◆ Available records:
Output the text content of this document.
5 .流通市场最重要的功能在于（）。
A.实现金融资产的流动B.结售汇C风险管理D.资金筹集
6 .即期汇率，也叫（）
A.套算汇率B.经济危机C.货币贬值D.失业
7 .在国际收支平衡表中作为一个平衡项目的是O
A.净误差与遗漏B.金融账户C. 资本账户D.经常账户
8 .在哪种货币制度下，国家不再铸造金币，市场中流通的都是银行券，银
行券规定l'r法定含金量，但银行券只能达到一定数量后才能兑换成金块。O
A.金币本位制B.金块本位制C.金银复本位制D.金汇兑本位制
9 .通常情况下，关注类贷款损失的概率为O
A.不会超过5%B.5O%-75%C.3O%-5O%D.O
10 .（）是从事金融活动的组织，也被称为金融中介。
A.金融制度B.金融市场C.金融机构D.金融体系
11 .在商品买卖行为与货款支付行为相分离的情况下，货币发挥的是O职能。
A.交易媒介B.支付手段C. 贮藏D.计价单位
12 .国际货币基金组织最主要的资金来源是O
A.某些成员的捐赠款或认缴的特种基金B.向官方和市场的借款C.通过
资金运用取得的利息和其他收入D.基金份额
* * *
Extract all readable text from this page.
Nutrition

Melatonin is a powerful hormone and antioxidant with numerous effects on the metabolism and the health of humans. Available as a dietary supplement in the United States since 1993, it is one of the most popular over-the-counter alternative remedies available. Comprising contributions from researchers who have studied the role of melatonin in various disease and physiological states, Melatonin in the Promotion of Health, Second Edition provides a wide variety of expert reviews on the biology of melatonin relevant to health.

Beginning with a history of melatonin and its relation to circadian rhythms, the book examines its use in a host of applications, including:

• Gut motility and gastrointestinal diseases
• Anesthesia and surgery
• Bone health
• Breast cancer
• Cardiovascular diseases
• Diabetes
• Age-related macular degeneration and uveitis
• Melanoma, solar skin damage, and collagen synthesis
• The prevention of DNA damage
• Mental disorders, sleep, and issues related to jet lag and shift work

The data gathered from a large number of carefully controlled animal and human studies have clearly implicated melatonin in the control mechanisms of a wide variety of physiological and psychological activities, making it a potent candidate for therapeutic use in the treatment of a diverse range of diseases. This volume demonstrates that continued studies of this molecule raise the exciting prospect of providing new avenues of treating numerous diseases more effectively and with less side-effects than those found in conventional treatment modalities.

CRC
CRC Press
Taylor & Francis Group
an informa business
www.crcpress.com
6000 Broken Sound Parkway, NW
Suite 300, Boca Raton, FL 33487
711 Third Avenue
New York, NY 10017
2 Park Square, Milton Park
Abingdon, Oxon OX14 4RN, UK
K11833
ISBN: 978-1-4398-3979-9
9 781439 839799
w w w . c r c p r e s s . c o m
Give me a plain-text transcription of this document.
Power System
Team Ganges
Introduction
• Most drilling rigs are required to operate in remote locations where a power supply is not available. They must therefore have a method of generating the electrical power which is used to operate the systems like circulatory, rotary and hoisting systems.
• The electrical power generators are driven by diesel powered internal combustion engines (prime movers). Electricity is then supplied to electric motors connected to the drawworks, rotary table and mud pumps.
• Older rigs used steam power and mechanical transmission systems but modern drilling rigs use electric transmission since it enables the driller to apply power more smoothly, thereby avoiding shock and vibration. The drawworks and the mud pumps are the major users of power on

◆ The exercise: Select every line above that contains the word "pumps", and copy it.

◆ Full solution:
• The electrical power generators are driven by diesel powered internal combustion engines (prime movers). Electricity is then supplied to electric motors connected to the drawworks, rotary table and mud pumps.
• Older rigs used steam power and mechanical transmission systems but modern drilling rigs use electric transmission since it enables the driller to apply power more smoothly, thereby avoiding shock and vibration. The drawworks and the mud pumps are the major users of power on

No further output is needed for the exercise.